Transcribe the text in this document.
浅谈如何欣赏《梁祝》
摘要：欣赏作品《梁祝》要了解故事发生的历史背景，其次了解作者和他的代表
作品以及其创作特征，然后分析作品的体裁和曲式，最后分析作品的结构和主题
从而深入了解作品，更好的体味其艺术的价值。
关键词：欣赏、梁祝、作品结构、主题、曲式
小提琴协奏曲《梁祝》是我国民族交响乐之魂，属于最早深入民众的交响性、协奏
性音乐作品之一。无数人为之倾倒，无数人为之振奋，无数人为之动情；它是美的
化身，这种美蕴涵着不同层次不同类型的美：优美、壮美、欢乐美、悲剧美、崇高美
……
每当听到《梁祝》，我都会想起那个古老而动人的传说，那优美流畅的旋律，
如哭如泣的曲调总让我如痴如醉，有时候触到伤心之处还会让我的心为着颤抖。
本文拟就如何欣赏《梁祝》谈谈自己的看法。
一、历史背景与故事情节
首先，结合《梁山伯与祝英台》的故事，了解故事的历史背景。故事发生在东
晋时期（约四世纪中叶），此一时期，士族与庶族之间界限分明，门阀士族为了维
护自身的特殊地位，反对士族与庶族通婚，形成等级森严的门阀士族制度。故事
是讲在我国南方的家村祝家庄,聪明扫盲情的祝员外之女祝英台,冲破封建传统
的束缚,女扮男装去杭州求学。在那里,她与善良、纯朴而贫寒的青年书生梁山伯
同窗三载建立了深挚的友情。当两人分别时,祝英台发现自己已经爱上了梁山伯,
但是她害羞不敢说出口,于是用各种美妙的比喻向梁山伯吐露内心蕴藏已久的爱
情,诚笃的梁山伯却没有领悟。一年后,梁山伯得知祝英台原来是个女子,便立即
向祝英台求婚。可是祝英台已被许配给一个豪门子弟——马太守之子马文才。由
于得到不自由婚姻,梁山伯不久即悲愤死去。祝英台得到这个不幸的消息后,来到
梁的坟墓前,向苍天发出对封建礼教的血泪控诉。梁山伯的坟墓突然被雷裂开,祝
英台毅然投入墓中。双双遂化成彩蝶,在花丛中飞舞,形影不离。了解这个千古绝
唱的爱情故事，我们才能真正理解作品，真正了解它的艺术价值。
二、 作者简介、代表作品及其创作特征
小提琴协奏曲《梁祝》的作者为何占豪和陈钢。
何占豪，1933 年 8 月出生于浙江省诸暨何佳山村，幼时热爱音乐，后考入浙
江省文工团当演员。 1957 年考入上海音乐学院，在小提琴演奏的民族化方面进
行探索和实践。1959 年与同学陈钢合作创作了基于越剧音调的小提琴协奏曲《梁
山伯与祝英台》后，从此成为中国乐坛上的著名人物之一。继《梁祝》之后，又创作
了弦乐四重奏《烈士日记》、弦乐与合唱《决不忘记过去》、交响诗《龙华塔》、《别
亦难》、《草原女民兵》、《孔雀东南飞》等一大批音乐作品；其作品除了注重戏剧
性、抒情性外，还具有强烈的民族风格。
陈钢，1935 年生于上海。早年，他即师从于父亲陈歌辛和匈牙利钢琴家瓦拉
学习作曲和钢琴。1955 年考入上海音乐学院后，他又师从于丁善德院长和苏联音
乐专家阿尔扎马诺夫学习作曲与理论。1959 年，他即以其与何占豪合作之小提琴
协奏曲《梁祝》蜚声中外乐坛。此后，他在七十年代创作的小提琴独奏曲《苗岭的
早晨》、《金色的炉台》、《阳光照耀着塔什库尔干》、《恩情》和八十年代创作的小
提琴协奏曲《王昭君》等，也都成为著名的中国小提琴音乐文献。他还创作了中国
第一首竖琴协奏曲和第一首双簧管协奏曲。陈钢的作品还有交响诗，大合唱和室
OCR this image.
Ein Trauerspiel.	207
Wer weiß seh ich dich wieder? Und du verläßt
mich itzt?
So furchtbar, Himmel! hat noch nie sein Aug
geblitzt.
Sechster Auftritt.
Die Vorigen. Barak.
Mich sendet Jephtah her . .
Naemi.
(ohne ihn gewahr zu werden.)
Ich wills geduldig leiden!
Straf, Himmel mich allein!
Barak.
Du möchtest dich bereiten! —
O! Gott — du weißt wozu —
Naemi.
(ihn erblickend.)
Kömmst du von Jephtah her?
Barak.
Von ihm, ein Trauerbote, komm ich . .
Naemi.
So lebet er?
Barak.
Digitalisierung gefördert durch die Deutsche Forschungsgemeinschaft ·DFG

- **PROBLEM DETAILS**: Repeat exactly, and only, the lines of the records above, starting with the line that contains "OCR this image." and ending with the final line, both included.

- **REPLY**:
OCR this image.
Ein Trauerspiel.	207
Wer weiß seh ich dich wieder? Und du verläßt
mich itzt?
So furchtbar, Himmel! hat noch nie sein Aug
geblitzt.
Sechster Auftritt.
Die Vorigen. Barak.
Mich sendet Jephtah her . .
Naemi.
(ohne ihn gewahr zu werden.)
Ich wills geduldig leiden!
Straf, Himmel mich allein!
Barak.
Du möchtest dich bereiten! —
O! Gott — du weißt wozu —
Naemi.
(ihn erblickend.)
Kömmst du von Jephtah her?
Barak.
Von ihm, ein Trauerbote, komm ich . .
Naemi.
So lebet er?
Barak.
Digitalisierung gefördert durch die Deutsche Forschungsgemeinschaft ·DFG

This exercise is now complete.